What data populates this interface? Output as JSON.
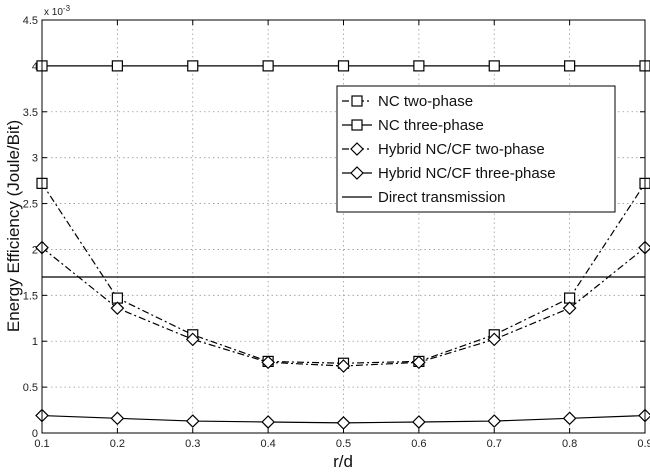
{
  "chart_data": {
    "type": "line",
    "title": "",
    "xlabel": "r/d",
    "ylabel": "Energy Efficiency (Joule/Bit)",
    "y_exponent_label": "x 10",
    "y_exponent_power": "-3",
    "x": [
      0.1,
      0.2,
      0.3,
      0.4,
      0.5,
      0.6,
      0.7,
      0.8,
      0.9
    ],
    "xlim": [
      0.1,
      0.9
    ],
    "ylim": [
      0,
      4.5
    ],
    "x_ticks": [
      "0.1",
      "0.2",
      "0.3",
      "0.4",
      "0.5",
      "0.6",
      "0.7",
      "0.8",
      "0.9"
    ],
    "y_ticks": [
      "0",
      "0.5",
      "1",
      "1.5",
      "2",
      "2.5",
      "3",
      "3.5",
      "4",
      "4.5"
    ],
    "grid": true,
    "legend_position": "top-right",
    "series": [
      {
        "name": "NC two-phase",
        "marker": "square",
        "line": "dashdot",
        "values": [
          2.72,
          1.47,
          1.07,
          0.78,
          0.76,
          0.78,
          1.07,
          1.47,
          2.72
        ]
      },
      {
        "name": "NC three-phase",
        "marker": "square",
        "line": "solid",
        "values": [
          4.0,
          4.0,
          4.0,
          4.0,
          4.0,
          4.0,
          4.0,
          4.0,
          4.0
        ]
      },
      {
        "name": "Hybrid NC/CF two-phase",
        "marker": "diamond",
        "line": "dashdot",
        "values": [
          2.02,
          1.36,
          1.02,
          0.77,
          0.73,
          0.77,
          1.02,
          1.36,
          2.02
        ]
      },
      {
        "name": "Hybrid NC/CF three-phase",
        "marker": "diamond",
        "line": "solid",
        "values": [
          0.19,
          0.16,
          0.13,
          0.12,
          0.11,
          0.12,
          0.13,
          0.16,
          0.19
        ]
      },
      {
        "name": "Direct transmission",
        "marker": "none",
        "line": "solid",
        "values": [
          1.7,
          1.7,
          1.7,
          1.7,
          1.7,
          1.7,
          1.7,
          1.7,
          1.7
        ]
      }
    ]
  }
}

§ **Problem requirements**: Print the complete listing exactly, apart from any pictures.

§ **Solution to the problem**:
What data populates this interface? Output as JSON.
{
  "chart_data": {
    "type": "line",
    "title": "",
    "xlabel": "r/d",
    "ylabel": "Energy Efficiency (Joule/Bit)",
    "y_exponent_label": "x 10",
    "y_exponent_power": "-3",
    "x": [
      0.1,
      0.2,
      0.3,
      0.4,
      0.5,
      0.6,
      0.7,
      0.8,
      0.9
    ],
    "xlim": [
      0.1,
      0.9
    ],
    "ylim": [
      0,
      4.5
    ],
    "x_ticks": [
      "0.1",
      "0.2",
      "0.3",
      "0.4",
      "0.5",
      "0.6",
      "0.7",
      "0.8",
      "0.9"
    ],
    "y_ticks": [
      "0",
      "0.5",
      "1",
      "1.5",
      "2",
      "2.5",
      "3",
      "3.5",
      "4",
      "4.5"
    ],
    "grid": true,
    "legend_position": "top-right",
    "series": [
      {
        "name": "NC two-phase",
        "marker": "square",
        "line": "dashdot",
        "values": [
          2.72,
          1.47,
          1.07,
          0.78,
          0.76,
          0.78,
          1.07,
          1.47,
          2.72
        ]
      },
      {
        "name": "NC three-phase",
        "marker": "square",
        "line": "solid",
        "values": [
          4.0,
          4.0,
          4.0,
          4.0,
          4.0,
          4.0,
          4.0,
          4.0,
          4.0
        ]
      },
      {
        "name": "Hybrid NC/CF two-phase",
        "marker": "diamond",
        "line": "dashdot",
        "values": [
          2.02,
          1.36,
          1.02,
          0.77,
          0.73,
          0.77,
          1.02,
          1.36,
          2.02
        ]
      },
      {
        "name": "Hybrid NC/CF three-phase",
        "marker": "diamond",
        "line": "solid",
        "values": [
          0.19,
          0.16,
          0.13,
          0.12,
          0.11,
          0.12,
          0.13,
          0.16,
          0.19
        ]
      },
      {
        "name": "Direct transmission",
        "marker": "none",
        "line": "solid",
        "values": [
          1.7,
          1.7,
          1.7,
          1.7,
          1.7,
          1.7,
          1.7,
          1.7,
          1.7
        ]
      }
    ]
  }
}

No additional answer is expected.